YOUR TASK: Please put the lines below into a Markdown table with the columns "Row" and "Text", one numbered row per line, leaving out blank lines.

DATA LINES:
* * * * * * * * *
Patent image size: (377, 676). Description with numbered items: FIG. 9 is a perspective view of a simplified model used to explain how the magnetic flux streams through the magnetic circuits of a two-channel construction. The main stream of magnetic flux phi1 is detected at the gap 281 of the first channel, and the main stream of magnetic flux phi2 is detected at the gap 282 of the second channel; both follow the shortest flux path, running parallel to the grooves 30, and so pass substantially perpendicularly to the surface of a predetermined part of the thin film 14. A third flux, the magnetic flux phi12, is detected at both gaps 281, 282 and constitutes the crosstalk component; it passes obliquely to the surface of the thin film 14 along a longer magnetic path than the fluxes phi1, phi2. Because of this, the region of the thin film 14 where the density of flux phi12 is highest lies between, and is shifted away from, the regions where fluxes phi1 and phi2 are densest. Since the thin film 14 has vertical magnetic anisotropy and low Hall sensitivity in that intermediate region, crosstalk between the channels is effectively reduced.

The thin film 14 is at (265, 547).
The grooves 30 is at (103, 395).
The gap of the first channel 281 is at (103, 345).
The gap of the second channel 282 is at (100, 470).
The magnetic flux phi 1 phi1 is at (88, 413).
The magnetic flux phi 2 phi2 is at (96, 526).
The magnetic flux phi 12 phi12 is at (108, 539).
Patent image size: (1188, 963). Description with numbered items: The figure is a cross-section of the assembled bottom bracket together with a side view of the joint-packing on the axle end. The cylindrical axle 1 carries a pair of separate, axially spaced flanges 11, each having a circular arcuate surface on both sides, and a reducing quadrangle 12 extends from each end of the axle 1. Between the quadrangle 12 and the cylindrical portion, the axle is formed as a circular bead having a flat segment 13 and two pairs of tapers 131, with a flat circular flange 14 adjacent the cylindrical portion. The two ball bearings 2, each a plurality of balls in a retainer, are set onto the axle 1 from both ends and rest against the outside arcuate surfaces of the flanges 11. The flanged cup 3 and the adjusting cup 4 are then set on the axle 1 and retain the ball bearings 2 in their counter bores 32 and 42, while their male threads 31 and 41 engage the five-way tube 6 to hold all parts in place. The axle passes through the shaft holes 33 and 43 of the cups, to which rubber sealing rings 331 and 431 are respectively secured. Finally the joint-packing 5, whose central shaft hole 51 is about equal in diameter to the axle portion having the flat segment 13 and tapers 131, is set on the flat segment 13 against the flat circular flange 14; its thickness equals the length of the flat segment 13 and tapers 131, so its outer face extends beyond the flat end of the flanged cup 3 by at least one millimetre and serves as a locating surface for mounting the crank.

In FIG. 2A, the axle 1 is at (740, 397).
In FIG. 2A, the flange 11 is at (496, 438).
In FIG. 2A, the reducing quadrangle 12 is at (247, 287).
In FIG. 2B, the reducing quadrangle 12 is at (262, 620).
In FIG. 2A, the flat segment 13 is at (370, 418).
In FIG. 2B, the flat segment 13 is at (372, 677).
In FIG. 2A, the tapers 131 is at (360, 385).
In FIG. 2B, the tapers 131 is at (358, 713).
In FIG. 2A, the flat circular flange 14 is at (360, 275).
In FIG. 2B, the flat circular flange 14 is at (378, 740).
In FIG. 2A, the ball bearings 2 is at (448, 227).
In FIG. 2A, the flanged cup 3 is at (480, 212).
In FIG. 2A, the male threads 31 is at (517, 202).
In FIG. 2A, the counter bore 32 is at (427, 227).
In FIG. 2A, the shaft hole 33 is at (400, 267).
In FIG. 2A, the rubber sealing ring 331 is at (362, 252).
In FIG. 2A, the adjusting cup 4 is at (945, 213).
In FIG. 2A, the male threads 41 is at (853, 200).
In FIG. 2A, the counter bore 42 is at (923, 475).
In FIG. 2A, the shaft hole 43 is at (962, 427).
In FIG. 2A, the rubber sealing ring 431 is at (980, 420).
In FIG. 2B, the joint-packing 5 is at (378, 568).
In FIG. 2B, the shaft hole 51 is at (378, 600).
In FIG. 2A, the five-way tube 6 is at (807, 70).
* * * * * * * * *
WRITTEN REPLY:
| Row | Text |
|---|---|
| 1 | Patent image size: (377, 676). Description with numbered items: FIG. 9 is a perspective view of a simplified model used to explain how the magnetic flux streams through the magnetic circuits of a two-channel construction. The main stream of magnetic flux phi1 is detected at the gap 281 of the first channel, and the main stream of magnetic flux phi2 is detected at the gap 282 of the second channel; both follow the shortest flux path, running parallel to the grooves 30, and so pass substantially perpendicularly to the surface of a predetermined part of the thin film 14. A third flux, the magnetic flux phi12, is detected at both gaps 281, 282 and constitutes the crosstalk component; it passes obliquely to the surface of the thin film 14 along a longer magnetic path than the fluxes phi1, phi2. Because of this, the region of the thin film 14 where the density of flux phi12 is highest lies between, and is shifted away from, the regions where fluxes phi1 and phi2 are densest. Since the thin film 14 has vertical magnetic anisotropy and low Hall sensitivity in that intermediate region, crosstalk between the channels is effectively reduced. |
| 2 | The thin film 14 is at (265, 547). |
| 3 | The grooves 30 is at (103, 395). |
| 4 | The gap of the first channel 281 is at (103, 345). |
| 5 | The gap of the second channel 282 is at (100, 470). |
| 6 | The magnetic flux phi 1 phi1 is at (88, 413). |
| 7 | The magnetic flux phi 2 phi2 is at (96, 526). |
| 8 | The magnetic flux phi 12 phi12 is at (108, 539). |
| 9 | Patent image size: (1188, 963). Description with numbered items: The figure is a cross-section of the assembled bottom bracket together with a side view of the joint-packing on the axle end. The cylindrical axle 1 carries a pair of separate, axially spaced flanges 11, each having a circular arcuate surface on both sides, and a reducing quadrangle 12 extends from each end of the axle 1. Between the quadrangle 12 and the cylindrical portion, the axle is formed as a circular bead having a flat segment 13 and two pairs of tapers 131, with a flat circular flange 14 adjacent the cylindrical portion. The two ball bearings 2, each a plurality of balls in a retainer, are set onto the axle 1 from both ends and rest against the outside arcuate surfaces of the flanges 11. The flanged cup 3 and the adjusting cup 4 are then set on the axle 1 and retain the ball bearings 2 in their counter bores 32 and 42, while their male threads 31 and 41 engage the five-way tube 6 to hold all parts in place. The axle passes through the shaft holes 33 and 43 of the cups, to which rubber sealing rings 331 and 431 are respectively secured. Finally the joint-packing 5, whose central shaft hole 51 is about equal in diameter to the axle portion having the flat segment 13 and tapers 131, is set on the flat segment 13 against the flat circular flange 14; its thickness equals the length of the flat segment 13 and tapers 131, so its outer face extends beyond the flat end of the flanged cup 3 by at least one millimetre and serves as a locating surface for mounting the crank. |
| 10 | In FIG. 2A, the axle 1 is at (740, 397). |
| 11 | In FIG. 2A, the flange 11 is at (496, 438). |
| 12 | In FIG. 2A, the reducing quadrangle 12 is at (247, 287). |
| 13 | In FIG. 2B, the reducing quadrangle 12 is at (262, 620). |
| 14 | In FIG. 2A, the flat segment 13 is at (370, 418). |
| 15 | In FIG. 2B, the flat segment 13 is at (372, 677). |
| 16 | In FIG. 2A, the tapers 131 is at (360, 385). |
| 17 | In FIG. 2B, the tapers 131 is at (358, 713). |
| 18 | In FIG. 2A, the flat circular flange 14 is at (360, 275). |
| 19 | In FIG. 2B, the flat circular flange 14 is at (378, 740). |
| 20 | In FIG. 2A, the ball bearings 2 is at (448, 227). |
| 21 | In FIG. 2A, the flanged cup 3 is at (480, 212). |
| 22 | In FIG. 2A, the male threads 31 is at (517, 202). |
| 23 | In FIG. 2A, the counter bore 32 is at (427, 227). |
| 24 | In FIG. 2A, the shaft hole 33 is at (400, 267). |
| 25 | In FIG. 2A, the rubber sealing ring 331 is at (362, 252). |
| 26 | In FIG. 2A, the adjusting cup 4 is at (945, 213). |
| 27 | In FIG. 2A, the male threads 41 is at (853, 200). |
| 28 | In FIG. 2A, the counter bore 42 is at (923, 475). |
| 29 | In FIG. 2A, the shaft hole 43 is at (962, 427). |
| 30 | In FIG. 2A, the rubber sealing ring 431 is at (980, 420). |
| 31 | In FIG. 2B, the joint-packing 5 is at (378, 568). |
| 32 | In FIG. 2B, the shaft hole 51 is at (378, 600). |
| 33 | In FIG. 2A, the five-way tube 6 is at (807, 70). |